• **TASK TO CARRY OUT**
Decide whether each statement below agrees with the forum thread on modules with no 6-torsion, answering yes or no and quoting the thread's deciding words. 1. The poster modeled the attempt on mathlib code for Lie subalgebras. 2. The nosixtorsion class extends semimodule R A. 3. Lean reports a and h as type mismatches.

• **DOCUMENT PASSAGE**
Zulip Chat Archive
Stream: new members
Topic: Modules with no 6-torsion
Christopher Hoskin (Jan 01 2021 at 21:40):
Hello,
I'm trying to define a class of objects with a number of properties, one of which is that they are modules with no 6-torsion (i.e 6•a=0 implies a=0). This is the definition I'm using:
import algebra.module
universes u v
variables (R : Type u) [comm_ring R]
class nosixtorsion (A : Type v) [add_comm_group A] extends semimodule R A :=
(no_6_torsion : ∀ (a : A), 6•a=0 → a=0)
(I've removed the other properties for clarity)
I'd like to be able to show that subobjects of this class also have the no 6-torsion property. Using the mathlib code for Lie sub-algebras as a guide, I've tried this:
namespace nosixtorsion
set_option old_structure_cmd true
variables (A : Type v) [add_comm_group A] [nosixtorsion R A]
structure subnosixtorsion extends submodule R A
attribute [nolint doc_blame] subnosixtorsion.to_submodule
instance : has_coe (subnosixtorsion R A) (set A) := ⟨subnosixtorsion.carrier⟩
instance : has_mem A (subnosixtorsion R A) := ⟨λ a A', a ∈ (A' : set A)⟩
instance subnosixtorsion_coe_submodule : has_coe (subnosixtorsion R A) (submodule R A) :=
⟨subnosixtorsion.to_submodule⟩
instance submodule_nosixtorsion (A' : subnosixtorsion R A) : nosixtorsion R A' :=
{
no_6_torsion :=
begin
introv h,
apply set_coe.ext,
no_6_torsion a h
end
}
end nosixtorsion
(again, the other properties have been removed for clarity). However, Lean describes a and h as unknown identifiers.

• **Extracted records**

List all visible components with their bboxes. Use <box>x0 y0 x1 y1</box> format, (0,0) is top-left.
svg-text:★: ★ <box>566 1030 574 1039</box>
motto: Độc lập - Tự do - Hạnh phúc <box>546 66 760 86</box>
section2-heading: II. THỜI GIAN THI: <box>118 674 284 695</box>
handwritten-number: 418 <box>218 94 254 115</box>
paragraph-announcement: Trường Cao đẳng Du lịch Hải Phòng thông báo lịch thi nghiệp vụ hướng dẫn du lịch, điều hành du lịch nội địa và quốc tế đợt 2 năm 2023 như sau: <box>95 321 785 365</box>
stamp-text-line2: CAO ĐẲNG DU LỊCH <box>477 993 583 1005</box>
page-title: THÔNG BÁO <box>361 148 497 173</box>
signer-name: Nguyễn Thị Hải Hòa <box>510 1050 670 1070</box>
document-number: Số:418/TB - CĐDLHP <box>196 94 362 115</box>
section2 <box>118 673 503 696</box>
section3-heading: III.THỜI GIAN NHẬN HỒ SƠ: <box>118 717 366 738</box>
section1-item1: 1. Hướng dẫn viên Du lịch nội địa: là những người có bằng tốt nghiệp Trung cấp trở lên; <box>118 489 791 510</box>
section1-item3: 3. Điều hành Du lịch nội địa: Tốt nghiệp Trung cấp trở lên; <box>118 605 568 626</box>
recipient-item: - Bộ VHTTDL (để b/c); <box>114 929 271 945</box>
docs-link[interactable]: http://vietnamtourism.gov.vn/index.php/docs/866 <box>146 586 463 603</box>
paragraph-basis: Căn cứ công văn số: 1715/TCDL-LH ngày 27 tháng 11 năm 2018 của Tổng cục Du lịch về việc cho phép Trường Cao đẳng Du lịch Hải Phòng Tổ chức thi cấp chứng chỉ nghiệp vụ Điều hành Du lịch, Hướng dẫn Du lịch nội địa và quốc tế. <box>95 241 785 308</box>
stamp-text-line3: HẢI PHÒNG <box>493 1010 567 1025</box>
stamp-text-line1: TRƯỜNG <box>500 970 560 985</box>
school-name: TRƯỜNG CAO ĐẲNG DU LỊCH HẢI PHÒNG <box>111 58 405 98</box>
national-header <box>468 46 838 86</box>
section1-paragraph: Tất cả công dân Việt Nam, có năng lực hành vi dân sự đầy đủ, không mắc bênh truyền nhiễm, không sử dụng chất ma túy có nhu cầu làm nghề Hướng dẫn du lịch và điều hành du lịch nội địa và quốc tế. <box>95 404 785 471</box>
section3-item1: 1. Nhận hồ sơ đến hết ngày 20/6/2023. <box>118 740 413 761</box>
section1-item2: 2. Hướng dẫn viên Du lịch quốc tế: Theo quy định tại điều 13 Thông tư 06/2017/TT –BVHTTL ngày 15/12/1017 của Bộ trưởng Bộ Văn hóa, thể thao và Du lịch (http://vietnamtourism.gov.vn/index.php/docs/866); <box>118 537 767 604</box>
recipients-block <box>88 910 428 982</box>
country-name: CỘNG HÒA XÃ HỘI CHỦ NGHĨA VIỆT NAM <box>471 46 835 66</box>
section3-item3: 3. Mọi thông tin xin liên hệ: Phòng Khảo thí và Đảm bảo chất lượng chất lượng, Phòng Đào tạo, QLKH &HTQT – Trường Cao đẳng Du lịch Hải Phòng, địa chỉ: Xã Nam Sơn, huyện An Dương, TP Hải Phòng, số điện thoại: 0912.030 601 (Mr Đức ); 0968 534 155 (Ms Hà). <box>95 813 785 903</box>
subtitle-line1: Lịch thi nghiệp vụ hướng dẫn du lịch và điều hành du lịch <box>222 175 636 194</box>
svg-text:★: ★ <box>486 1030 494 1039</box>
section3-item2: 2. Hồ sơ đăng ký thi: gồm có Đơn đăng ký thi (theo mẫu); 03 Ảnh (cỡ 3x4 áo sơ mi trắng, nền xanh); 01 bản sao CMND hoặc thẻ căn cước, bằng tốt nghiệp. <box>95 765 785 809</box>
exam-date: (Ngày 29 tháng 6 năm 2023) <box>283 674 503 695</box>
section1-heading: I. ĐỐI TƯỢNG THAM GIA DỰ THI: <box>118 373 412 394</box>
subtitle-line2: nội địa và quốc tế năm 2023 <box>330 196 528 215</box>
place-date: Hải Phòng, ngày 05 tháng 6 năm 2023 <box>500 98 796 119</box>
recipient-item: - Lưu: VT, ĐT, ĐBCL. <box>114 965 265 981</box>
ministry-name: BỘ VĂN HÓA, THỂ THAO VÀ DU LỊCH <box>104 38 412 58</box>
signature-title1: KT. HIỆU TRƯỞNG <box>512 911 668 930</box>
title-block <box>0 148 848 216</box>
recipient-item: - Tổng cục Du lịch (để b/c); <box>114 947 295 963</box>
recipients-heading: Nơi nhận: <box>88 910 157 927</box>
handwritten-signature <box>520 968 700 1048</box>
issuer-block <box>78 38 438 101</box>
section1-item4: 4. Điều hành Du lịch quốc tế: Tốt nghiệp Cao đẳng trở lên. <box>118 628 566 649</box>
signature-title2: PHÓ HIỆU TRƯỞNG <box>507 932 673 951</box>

• **RESULT OF THIS EXERCISE**
1. Yes: "Using the mathlib code for Lie sub-algebras as a guide, I've tried this:"
2. Yes: "class nosixtorsion (A : Type v) [add_comm_group A] extends semimodule R A :="
3. No: "However, Lean describes a and h as unknown identifiers."